### WORK TO COMPLETE
Filter the data for lines with the word "this", then copy every line so identified.

### DATASET RECORDS
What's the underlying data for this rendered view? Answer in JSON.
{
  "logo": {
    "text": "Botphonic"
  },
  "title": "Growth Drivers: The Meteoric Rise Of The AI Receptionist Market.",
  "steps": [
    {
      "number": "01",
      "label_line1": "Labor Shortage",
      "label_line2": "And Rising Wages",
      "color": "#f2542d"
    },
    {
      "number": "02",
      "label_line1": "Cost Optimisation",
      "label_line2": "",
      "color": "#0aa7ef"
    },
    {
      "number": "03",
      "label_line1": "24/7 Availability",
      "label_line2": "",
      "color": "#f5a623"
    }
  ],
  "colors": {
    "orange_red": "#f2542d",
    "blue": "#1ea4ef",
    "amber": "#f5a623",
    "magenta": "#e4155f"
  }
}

---

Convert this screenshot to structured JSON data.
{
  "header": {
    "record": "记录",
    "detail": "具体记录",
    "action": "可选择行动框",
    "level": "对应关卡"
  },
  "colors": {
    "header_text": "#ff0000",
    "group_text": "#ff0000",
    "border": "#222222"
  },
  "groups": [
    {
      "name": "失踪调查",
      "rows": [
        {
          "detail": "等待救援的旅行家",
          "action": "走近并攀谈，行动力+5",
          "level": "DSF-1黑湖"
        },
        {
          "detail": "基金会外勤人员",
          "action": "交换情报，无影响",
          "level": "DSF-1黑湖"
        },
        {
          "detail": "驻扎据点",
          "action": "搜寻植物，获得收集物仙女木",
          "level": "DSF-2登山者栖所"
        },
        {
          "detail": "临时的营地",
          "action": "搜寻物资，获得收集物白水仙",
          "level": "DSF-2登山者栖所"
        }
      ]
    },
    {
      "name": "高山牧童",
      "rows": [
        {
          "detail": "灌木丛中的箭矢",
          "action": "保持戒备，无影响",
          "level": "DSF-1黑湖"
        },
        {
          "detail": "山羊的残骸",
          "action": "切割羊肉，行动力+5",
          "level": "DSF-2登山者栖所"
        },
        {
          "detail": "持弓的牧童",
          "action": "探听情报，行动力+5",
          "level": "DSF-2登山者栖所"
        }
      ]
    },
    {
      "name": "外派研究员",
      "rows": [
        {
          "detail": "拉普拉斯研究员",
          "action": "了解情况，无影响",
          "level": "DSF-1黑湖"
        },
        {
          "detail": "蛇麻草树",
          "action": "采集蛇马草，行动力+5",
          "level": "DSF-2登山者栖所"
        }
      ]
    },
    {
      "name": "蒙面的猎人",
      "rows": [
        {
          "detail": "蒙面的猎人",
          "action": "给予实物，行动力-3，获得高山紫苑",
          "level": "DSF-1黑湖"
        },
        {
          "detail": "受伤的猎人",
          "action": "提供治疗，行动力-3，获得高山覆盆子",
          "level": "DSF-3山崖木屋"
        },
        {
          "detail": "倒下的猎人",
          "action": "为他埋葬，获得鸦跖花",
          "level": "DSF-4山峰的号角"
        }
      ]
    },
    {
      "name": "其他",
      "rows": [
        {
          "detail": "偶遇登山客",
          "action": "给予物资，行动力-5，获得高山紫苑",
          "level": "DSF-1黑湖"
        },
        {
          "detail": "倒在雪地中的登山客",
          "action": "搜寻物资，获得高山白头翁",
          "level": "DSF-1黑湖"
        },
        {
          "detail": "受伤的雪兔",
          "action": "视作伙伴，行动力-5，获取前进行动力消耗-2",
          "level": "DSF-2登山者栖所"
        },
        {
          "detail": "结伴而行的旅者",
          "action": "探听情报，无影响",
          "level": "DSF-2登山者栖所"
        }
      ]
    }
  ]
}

### EXERCISE ANSWER
What's the underlying data for this rendered view? Answer in JSON.
Convert this screenshot to structured JSON data.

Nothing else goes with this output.